**Directions for this task**
Copy the data precisely, character for character, and leave out every picture.

**Stored records**

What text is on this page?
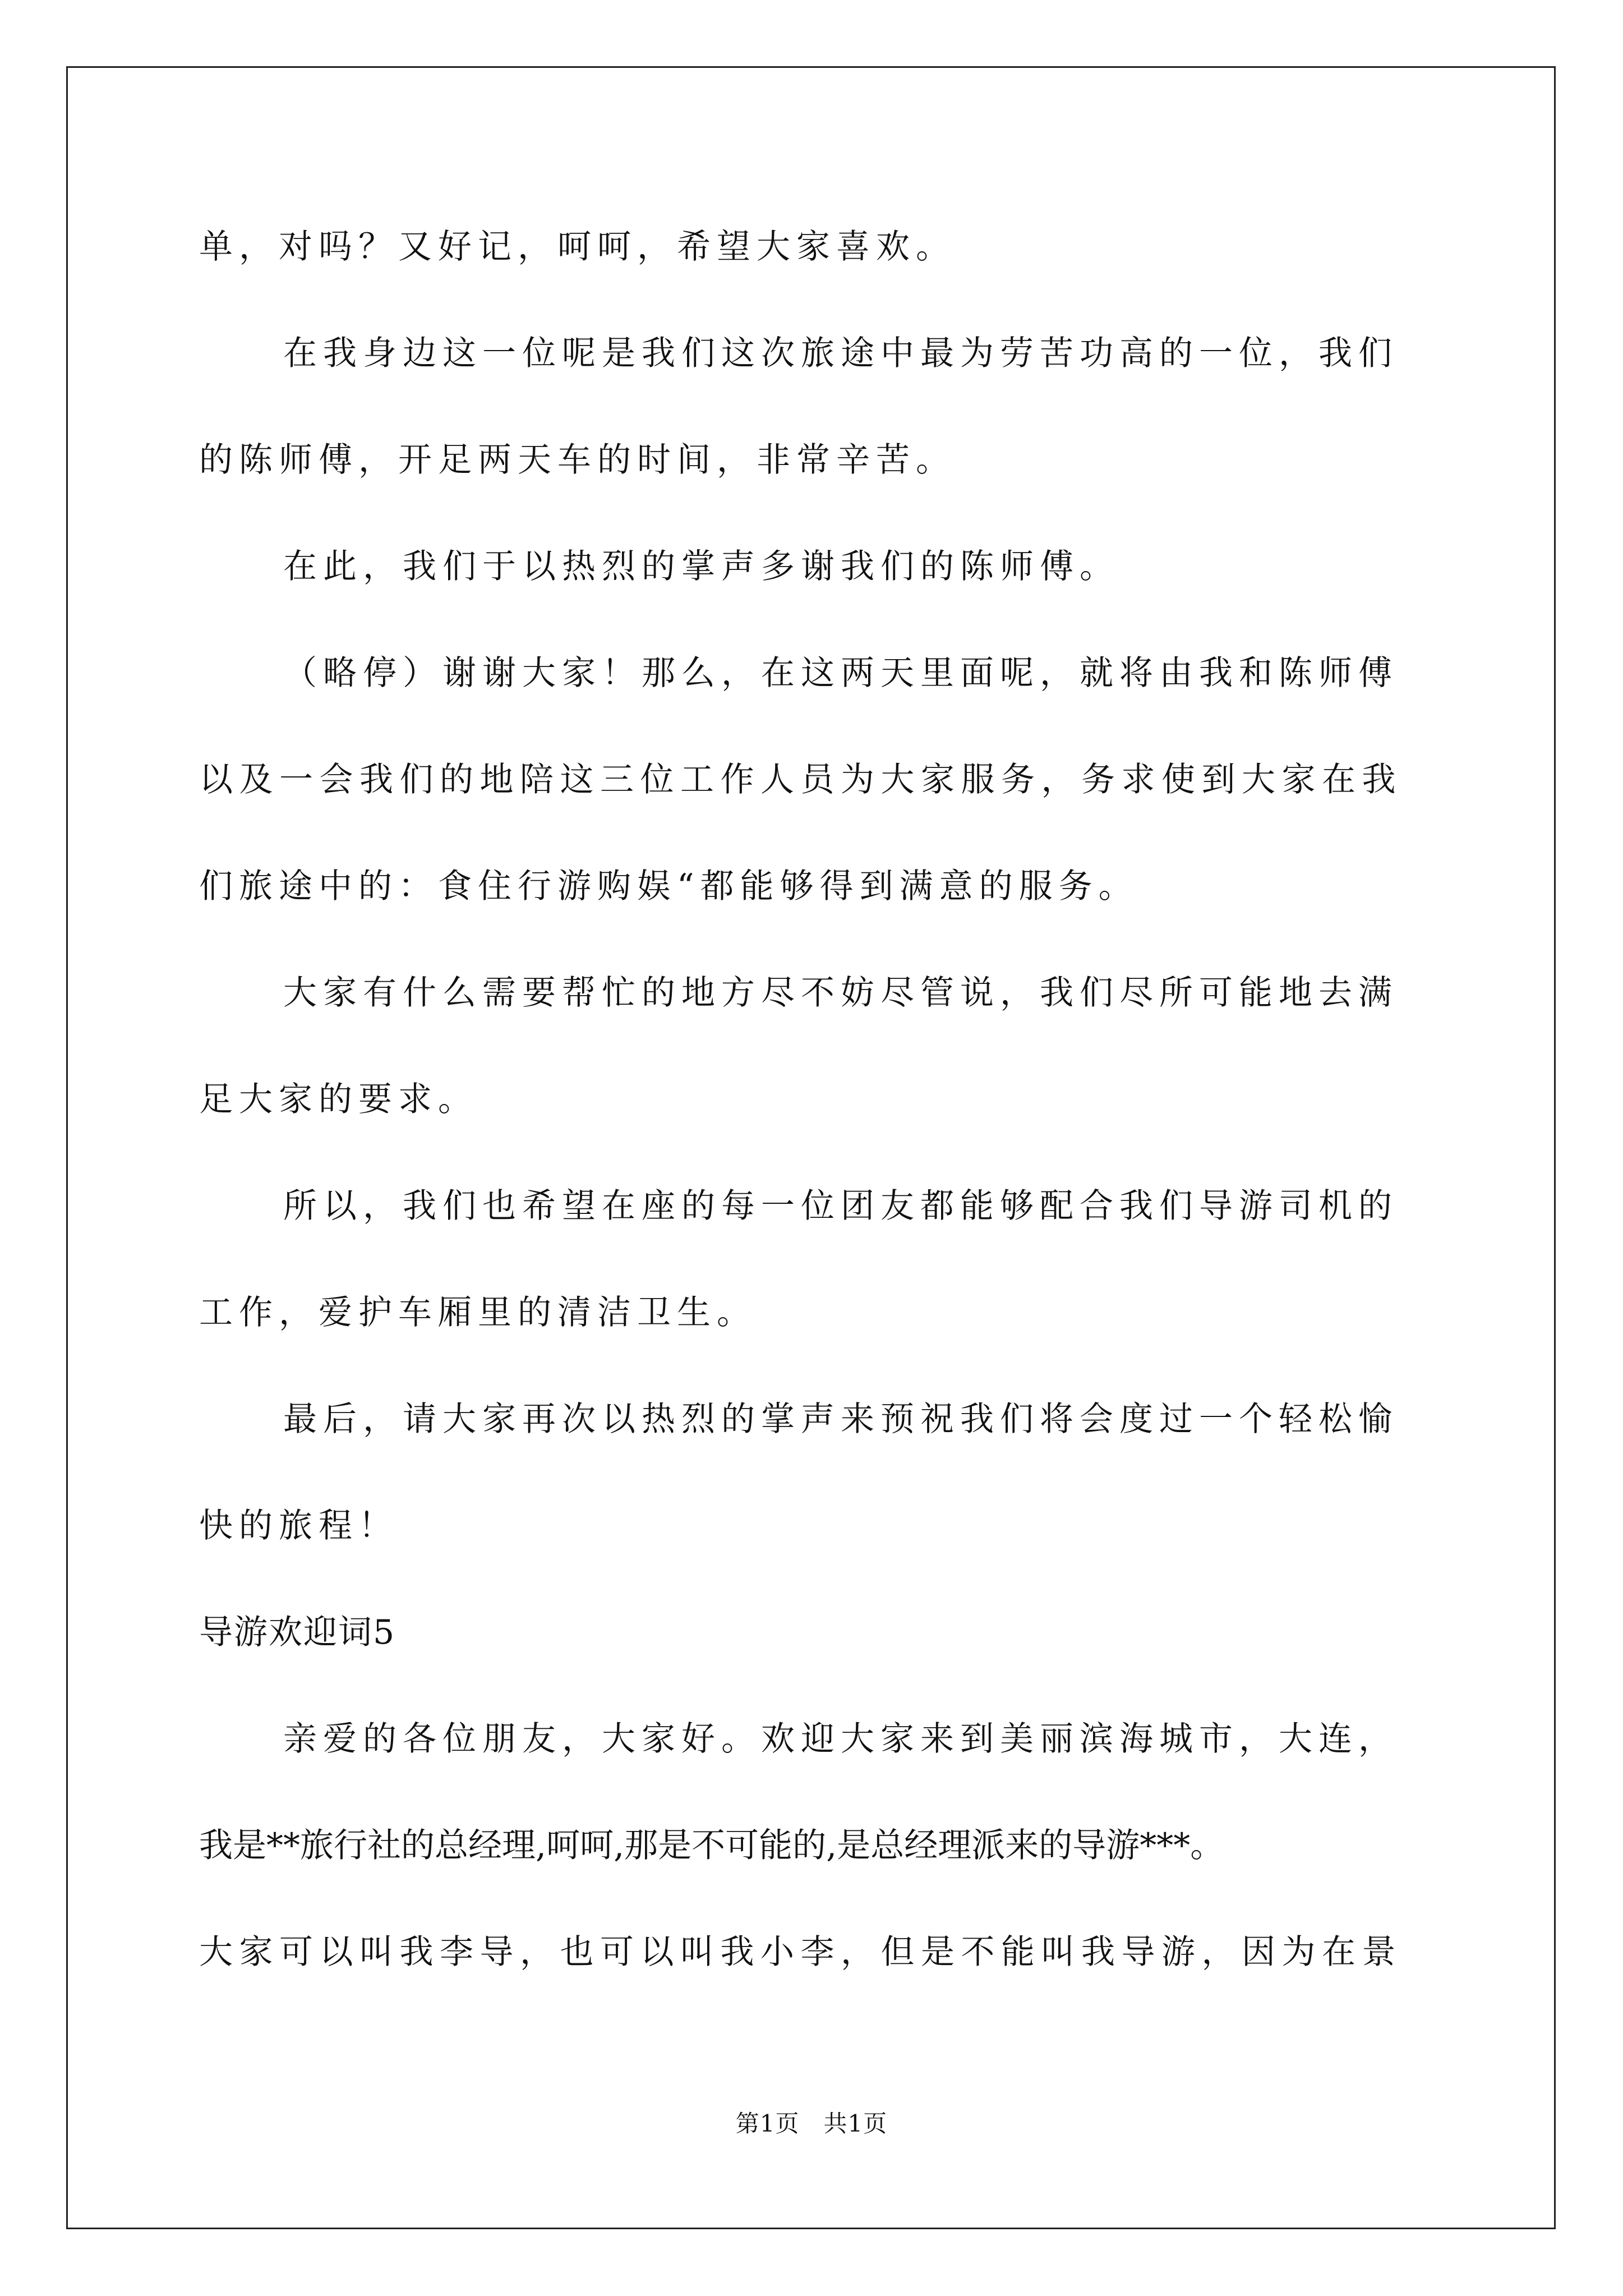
单，对吗？又好记，呵呵，希望大家喜欢。
在我身边这一位呢是我们这次旅途中最为劳苦功高的一位，我们
的陈师傅，开足两天车的时间，非常辛苦。
在此，我们于以热烈的掌声多谢我们的陈师傅。
（略停）谢谢大家！那么，在这两天里面呢，就将由我和陈师傅
以及一会我们的地陪这三位工作人员为大家服务，务求使到大家在我
们旅途中的：食住行游购娱“都能够得到满意的服务。
大家有什么需要帮忙的地方尽不妨尽管说，我们尽所可能地去满
足大家的要求。
所以，我们也希望在座的每一位团友都能够配合我们导游司机的
工作，爱护车厢里的清洁卫生。
最后，请大家再次以热烈的掌声来预祝我们将会度过一个轻松愉
快的旅程！
导游欢迎词5
亲爱的各位朋友，大家好。欢迎大家来到美丽滨海城市，大连，
我是**旅行社的总经理,呵呵,那是不可能的,是总经理派来的导游***。
大家可以叫我李导，也可以叫我小李，但是不能叫我导游，因为在景
第1页   共1页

**Problem solution**
What text is on this page?
单，对吗？又好记，呵呵，希望大家喜欢。
在我身边这一位呢是我们这次旅途中最为劳苦功高的一位，我们
的陈师傅，开足两天车的时间，非常辛苦。
在此，我们于以热烈的掌声多谢我们的陈师傅。
（略停）谢谢大家！那么，在这两天里面呢，就将由我和陈师傅
以及一会我们的地陪这三位工作人员为大家服务，务求使到大家在我
们旅途中的：食住行游购娱“都能够得到满意的服务。
大家有什么需要帮忙的地方尽不妨尽管说，我们尽所可能地去满
足大家的要求。
所以，我们也希望在座的每一位团友都能够配合我们导游司机的
工作，爱护车厢里的清洁卫生。
最后，请大家再次以热烈的掌声来预祝我们将会度过一个轻松愉
快的旅程！
导游欢迎词5
亲爱的各位朋友，大家好。欢迎大家来到美丽滨海城市，大连，
我是**旅行社的总经理,呵呵,那是不可能的,是总经理派来的导游***。
大家可以叫我李导，也可以叫我小李，但是不能叫我导游，因为在景
第1页   共1页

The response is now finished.